-- BEGIN --
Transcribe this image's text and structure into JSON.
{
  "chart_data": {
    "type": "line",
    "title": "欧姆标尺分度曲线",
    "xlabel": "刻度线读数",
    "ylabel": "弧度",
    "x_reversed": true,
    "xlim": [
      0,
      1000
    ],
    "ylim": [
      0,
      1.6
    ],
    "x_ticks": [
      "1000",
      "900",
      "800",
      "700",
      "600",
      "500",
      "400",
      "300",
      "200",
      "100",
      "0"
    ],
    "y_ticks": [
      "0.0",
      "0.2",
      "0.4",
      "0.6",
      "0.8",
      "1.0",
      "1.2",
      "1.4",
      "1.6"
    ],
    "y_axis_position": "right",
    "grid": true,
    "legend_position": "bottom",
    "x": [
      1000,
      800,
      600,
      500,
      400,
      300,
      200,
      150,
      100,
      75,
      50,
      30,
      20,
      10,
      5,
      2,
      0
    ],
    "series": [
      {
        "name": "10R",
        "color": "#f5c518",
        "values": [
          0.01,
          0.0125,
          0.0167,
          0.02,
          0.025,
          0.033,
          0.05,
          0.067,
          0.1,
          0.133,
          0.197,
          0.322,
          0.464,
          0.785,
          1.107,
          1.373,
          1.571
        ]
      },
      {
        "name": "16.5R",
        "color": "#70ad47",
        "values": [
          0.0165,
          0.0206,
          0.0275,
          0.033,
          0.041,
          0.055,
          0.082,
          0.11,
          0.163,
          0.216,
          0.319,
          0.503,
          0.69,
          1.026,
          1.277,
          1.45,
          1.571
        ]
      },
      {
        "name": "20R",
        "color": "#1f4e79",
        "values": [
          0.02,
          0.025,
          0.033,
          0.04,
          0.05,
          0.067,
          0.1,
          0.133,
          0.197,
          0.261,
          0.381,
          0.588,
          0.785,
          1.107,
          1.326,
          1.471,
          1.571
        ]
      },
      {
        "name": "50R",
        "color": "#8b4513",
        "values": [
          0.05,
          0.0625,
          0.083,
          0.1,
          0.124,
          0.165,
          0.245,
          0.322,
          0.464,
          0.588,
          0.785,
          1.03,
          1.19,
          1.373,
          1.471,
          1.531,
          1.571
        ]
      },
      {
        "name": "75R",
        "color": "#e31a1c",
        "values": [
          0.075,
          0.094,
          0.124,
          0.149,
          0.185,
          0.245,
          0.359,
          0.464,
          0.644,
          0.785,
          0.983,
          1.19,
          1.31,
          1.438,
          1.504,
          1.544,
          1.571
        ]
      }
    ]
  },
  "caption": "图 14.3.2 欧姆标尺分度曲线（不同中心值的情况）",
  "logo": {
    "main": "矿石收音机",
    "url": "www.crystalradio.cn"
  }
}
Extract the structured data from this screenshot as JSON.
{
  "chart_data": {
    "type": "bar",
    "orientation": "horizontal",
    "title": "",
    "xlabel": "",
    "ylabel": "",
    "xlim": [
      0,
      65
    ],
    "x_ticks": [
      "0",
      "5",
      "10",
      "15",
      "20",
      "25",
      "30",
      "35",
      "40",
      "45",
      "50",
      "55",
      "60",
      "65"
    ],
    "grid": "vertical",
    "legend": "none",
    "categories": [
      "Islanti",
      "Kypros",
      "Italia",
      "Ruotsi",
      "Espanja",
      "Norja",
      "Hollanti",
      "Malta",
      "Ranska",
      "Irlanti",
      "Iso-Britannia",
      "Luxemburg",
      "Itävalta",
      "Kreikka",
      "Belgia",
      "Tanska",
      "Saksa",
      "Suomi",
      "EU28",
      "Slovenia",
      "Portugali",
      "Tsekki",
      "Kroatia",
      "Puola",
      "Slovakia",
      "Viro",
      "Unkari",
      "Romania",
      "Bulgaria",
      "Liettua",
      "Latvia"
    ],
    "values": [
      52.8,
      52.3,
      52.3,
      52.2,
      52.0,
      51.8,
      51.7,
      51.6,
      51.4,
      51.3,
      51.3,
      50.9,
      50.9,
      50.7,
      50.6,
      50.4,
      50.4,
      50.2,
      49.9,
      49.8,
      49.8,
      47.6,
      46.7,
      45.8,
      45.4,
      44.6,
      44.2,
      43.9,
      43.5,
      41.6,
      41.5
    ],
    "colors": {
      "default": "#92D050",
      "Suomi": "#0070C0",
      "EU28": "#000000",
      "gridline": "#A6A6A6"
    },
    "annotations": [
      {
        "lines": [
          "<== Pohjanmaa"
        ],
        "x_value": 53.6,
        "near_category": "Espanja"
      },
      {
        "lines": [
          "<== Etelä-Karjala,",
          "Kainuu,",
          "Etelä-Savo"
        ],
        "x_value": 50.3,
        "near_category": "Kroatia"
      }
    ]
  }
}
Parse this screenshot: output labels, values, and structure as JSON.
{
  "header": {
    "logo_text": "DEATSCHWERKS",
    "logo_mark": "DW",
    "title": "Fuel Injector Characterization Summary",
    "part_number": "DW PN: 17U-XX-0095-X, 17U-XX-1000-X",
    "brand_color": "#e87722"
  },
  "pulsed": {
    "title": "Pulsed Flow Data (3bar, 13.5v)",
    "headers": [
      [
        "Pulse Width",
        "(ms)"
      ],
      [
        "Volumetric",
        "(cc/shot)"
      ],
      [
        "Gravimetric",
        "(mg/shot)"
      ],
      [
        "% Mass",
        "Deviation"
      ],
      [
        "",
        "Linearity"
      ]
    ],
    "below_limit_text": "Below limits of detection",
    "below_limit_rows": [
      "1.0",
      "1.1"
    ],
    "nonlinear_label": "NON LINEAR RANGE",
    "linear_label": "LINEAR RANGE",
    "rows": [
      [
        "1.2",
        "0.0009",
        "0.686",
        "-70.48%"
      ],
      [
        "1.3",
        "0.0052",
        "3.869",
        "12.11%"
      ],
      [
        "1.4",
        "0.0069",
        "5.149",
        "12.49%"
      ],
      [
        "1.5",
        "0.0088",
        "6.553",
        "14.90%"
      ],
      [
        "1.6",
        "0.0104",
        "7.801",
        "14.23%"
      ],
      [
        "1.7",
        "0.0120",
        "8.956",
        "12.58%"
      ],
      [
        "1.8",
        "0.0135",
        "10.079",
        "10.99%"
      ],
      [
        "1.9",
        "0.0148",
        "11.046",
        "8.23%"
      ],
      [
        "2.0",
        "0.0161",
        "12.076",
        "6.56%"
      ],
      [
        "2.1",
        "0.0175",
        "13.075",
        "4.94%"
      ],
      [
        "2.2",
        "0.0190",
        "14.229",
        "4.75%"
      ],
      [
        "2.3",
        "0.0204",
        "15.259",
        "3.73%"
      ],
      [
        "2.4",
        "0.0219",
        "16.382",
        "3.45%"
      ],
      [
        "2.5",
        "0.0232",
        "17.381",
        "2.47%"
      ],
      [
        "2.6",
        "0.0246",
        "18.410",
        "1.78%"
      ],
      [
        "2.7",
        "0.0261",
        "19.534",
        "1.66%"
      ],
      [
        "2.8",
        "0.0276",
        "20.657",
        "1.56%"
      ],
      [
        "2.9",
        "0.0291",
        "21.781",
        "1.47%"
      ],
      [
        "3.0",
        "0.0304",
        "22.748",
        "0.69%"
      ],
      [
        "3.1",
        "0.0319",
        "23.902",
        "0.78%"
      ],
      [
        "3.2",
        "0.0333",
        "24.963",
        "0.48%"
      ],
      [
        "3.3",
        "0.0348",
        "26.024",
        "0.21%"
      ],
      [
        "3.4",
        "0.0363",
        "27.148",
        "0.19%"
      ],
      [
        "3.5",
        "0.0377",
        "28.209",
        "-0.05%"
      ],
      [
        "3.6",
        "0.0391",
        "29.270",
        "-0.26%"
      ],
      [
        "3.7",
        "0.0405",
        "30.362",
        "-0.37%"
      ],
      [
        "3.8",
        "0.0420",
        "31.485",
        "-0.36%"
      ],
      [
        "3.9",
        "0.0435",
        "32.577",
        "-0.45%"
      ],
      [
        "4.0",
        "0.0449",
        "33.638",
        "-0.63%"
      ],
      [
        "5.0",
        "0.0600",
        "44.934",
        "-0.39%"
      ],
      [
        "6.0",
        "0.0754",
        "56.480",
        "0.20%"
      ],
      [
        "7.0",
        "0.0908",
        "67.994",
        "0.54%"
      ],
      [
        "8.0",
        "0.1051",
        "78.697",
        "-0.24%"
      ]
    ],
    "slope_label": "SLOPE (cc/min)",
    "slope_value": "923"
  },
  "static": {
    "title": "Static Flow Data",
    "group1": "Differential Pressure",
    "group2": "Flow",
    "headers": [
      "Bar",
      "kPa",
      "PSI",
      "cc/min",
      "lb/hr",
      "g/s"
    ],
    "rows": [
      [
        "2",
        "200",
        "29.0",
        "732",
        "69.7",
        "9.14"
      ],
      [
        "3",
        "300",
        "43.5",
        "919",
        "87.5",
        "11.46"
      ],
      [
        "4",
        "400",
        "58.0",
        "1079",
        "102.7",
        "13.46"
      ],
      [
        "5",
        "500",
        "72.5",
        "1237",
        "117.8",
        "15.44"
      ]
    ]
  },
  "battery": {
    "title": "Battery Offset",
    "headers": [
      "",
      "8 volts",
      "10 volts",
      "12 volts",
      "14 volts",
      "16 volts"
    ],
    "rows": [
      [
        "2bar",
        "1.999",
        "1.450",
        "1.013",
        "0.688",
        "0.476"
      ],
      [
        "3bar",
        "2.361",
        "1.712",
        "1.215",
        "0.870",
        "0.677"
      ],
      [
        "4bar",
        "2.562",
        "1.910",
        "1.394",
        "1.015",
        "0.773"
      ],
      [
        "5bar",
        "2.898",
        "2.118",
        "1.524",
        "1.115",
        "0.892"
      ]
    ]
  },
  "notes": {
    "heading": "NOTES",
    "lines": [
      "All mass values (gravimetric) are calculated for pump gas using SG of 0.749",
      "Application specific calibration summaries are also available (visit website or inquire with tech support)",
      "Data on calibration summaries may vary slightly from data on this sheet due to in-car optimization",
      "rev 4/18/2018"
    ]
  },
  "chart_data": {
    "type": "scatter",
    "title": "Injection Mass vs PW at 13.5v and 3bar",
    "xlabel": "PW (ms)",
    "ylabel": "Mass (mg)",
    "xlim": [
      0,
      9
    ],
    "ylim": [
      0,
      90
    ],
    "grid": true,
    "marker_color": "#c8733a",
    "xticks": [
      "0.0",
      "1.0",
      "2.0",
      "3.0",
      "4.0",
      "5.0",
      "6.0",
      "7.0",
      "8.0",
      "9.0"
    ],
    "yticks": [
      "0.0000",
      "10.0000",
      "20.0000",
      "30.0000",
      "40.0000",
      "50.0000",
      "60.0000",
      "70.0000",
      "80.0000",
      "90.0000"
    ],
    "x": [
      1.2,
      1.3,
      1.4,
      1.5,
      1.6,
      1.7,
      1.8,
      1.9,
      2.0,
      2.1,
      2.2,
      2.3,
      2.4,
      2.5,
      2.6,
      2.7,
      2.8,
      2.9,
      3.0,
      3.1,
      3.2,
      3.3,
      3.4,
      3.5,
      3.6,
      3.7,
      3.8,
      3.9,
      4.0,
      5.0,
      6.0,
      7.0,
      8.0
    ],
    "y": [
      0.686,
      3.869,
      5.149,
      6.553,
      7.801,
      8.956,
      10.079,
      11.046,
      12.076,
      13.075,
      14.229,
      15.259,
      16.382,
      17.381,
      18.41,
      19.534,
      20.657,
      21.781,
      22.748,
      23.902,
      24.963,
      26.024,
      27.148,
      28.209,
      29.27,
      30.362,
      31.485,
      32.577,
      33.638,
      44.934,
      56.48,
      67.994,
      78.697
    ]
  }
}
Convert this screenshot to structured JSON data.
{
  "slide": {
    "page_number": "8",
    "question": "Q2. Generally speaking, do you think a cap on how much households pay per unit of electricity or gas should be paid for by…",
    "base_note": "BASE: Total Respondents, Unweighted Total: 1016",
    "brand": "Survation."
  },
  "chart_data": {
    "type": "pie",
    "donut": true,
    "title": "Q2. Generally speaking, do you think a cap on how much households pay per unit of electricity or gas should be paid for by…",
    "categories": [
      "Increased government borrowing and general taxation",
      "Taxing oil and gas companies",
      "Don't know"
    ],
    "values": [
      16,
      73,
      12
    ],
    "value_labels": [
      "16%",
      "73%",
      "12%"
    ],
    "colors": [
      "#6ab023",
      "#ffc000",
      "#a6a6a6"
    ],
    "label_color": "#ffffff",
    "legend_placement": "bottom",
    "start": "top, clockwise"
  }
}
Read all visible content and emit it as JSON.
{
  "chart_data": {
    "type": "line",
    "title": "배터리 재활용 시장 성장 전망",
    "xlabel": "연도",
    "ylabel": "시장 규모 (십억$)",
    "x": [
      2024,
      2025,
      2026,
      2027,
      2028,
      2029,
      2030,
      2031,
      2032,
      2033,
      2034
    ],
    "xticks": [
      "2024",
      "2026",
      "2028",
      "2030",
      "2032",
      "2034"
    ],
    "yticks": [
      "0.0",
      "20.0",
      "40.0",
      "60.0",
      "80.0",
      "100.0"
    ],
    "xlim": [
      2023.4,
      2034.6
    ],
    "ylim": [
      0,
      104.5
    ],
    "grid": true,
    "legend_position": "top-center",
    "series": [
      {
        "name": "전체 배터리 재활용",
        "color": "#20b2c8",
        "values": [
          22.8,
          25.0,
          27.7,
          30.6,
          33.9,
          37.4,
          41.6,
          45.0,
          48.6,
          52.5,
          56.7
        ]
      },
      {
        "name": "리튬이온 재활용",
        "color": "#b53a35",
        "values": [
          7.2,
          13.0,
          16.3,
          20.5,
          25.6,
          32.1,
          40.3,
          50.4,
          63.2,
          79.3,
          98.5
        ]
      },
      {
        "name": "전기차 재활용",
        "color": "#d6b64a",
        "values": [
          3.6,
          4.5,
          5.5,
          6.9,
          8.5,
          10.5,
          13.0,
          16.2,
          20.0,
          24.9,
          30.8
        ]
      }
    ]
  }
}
-- END --
__Description of the task__: Extract all lines containing the word "electricity".

__Expected answer__:
    "question": "Q2. Generally speaking, do you think a cap on how much households pay per unit of electricity or gas should be paid for by…",
    "title": "Q2. Generally speaking, do you think a cap on how much households pay per unit of electricity or gas should be paid for by…",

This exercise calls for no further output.